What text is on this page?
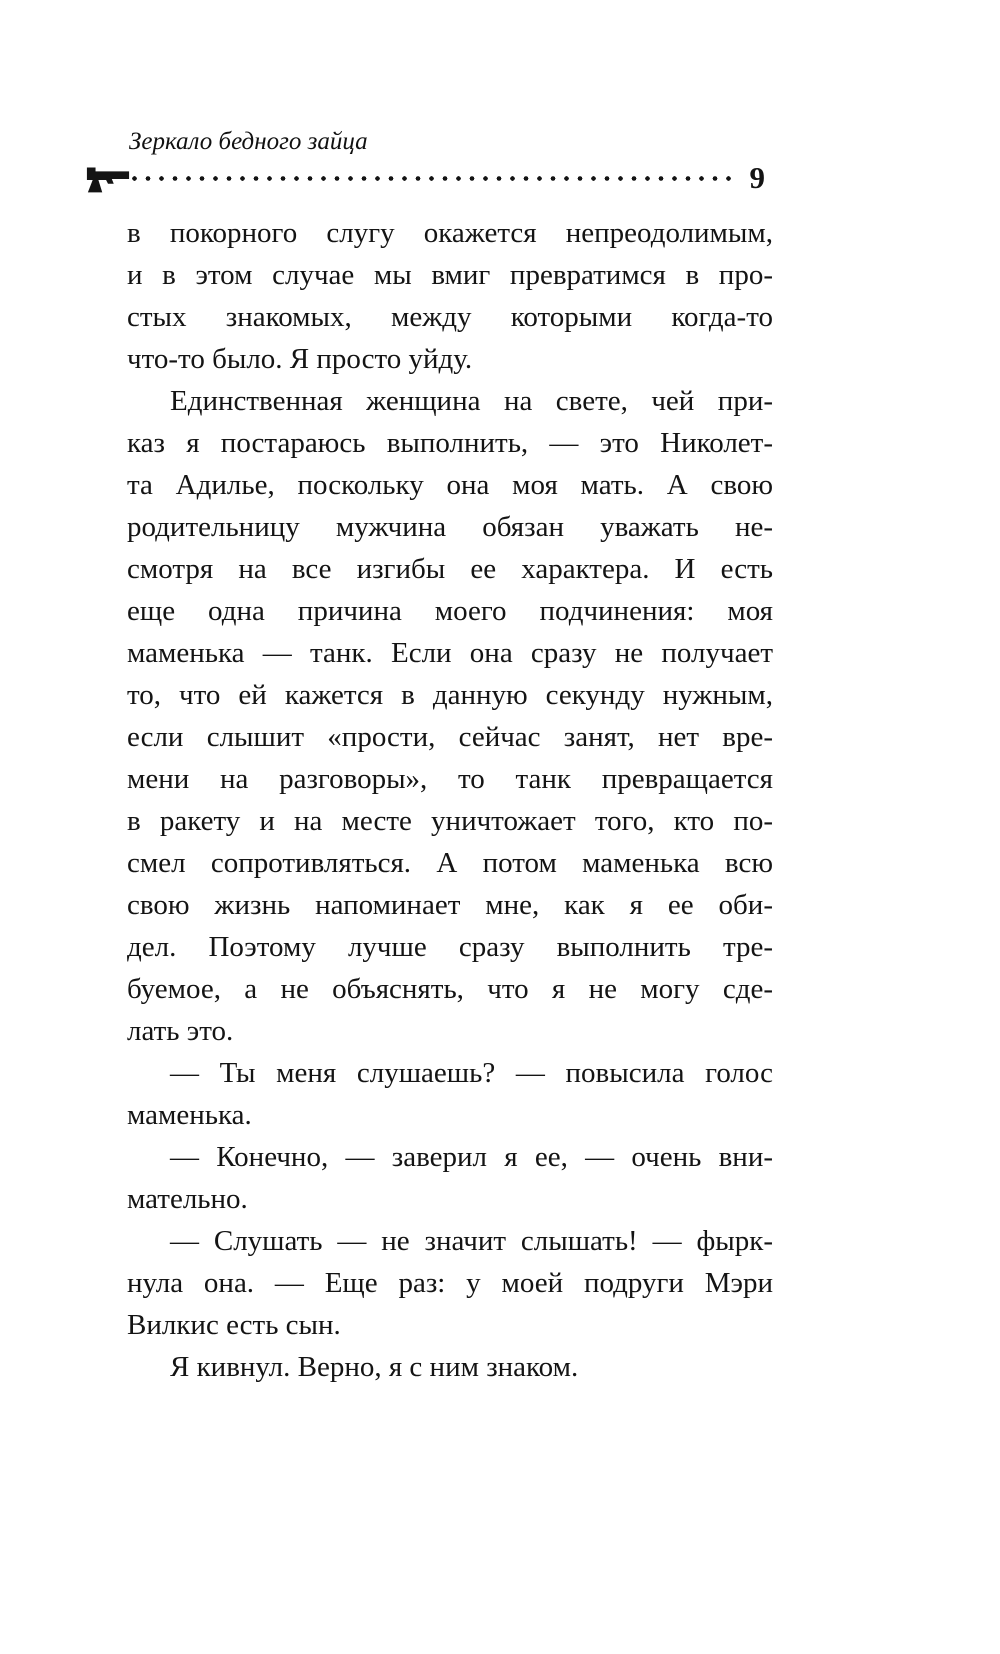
Зеркало бедного зайца
9
в покорного слугу окажется непреодолимым,
и в этом случае мы вмиг превратимся в про-
стых знакомых, между которыми когда-то
что-то было. Я просто уйду.
Единственная женщина на свете, чей при-
каз я постараюсь выполнить, — это Николет-
та Адилье, поскольку она моя мать. А свою
родительницу мужчина обязан уважать не-
смотря на все изгибы ее характера. И есть
еще одна причина моего подчинения: моя
маменька — танк. Если она сразу не получает
то, что ей кажется в данную секунду нужным,
если слышит «прости, сейчас занят, нет вре-
мени на разговоры», то танк превращается
в ракету и на месте уничтожает того, кто по-
смел сопротивляться. А потом маменька всю
свою жизнь напоминает мне, как я ее оби-
дел. Поэтому лучше сразу выполнить тре-
буемое, а не объяснять, что я не могу сде-
лать это.
— Ты меня слушаешь? — повысила голос
маменька.
— Конечно, — заверил я ее, — очень вни-
мательно.
— Слушать — не значит слышать! — фырк-
нула она. — Еще раз: у моей подруги Мэри
Вилкис есть сын.
Я кивнул. Верно, я с ним знаком.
━━━━━━━━━━━━━━━━━━━━━━━━━━━━━━
Copy the data exactly. Any picture it contains is to be omitted.

» **Final result**
What text is on this page?
Зеркало бедного зайца
9
в покорного слугу окажется непреодолимым,
и в этом случае мы вмиг превратимся в про-
стых знакомых, между которыми когда-то
что-то было. Я просто уйду.
Единственная женщина на свете, чей при-
каз я постараюсь выполнить, — это Николет-
та Адилье, поскольку она моя мать. А свою
родительницу мужчина обязан уважать не-
смотря на все изгибы ее характера. И есть
еще одна причина моего подчинения: моя
маменька — танк. Если она сразу не получает
то, что ей кажется в данную секунду нужным,
если слышит «прости, сейчас занят, нет вре-
мени на разговоры», то танк превращается
в ракету и на месте уничтожает того, кто по-
смел сопротивляться. А потом маменька всю
свою жизнь напоминает мне, как я ее оби-
дел. Поэтому лучше сразу выполнить тре-
буемое, а не объяснять, что я не могу сде-
лать это.
— Ты меня слушаешь? — повысила голос
маменька.
— Конечно, — заверил я ее, — очень вни-
мательно.
— Слушать — не значит слышать! — фырк-
нула она. — Еще раз: у моей подруги Мэри
Вилкис есть сын.
Я кивнул. Верно, я с ним знаком.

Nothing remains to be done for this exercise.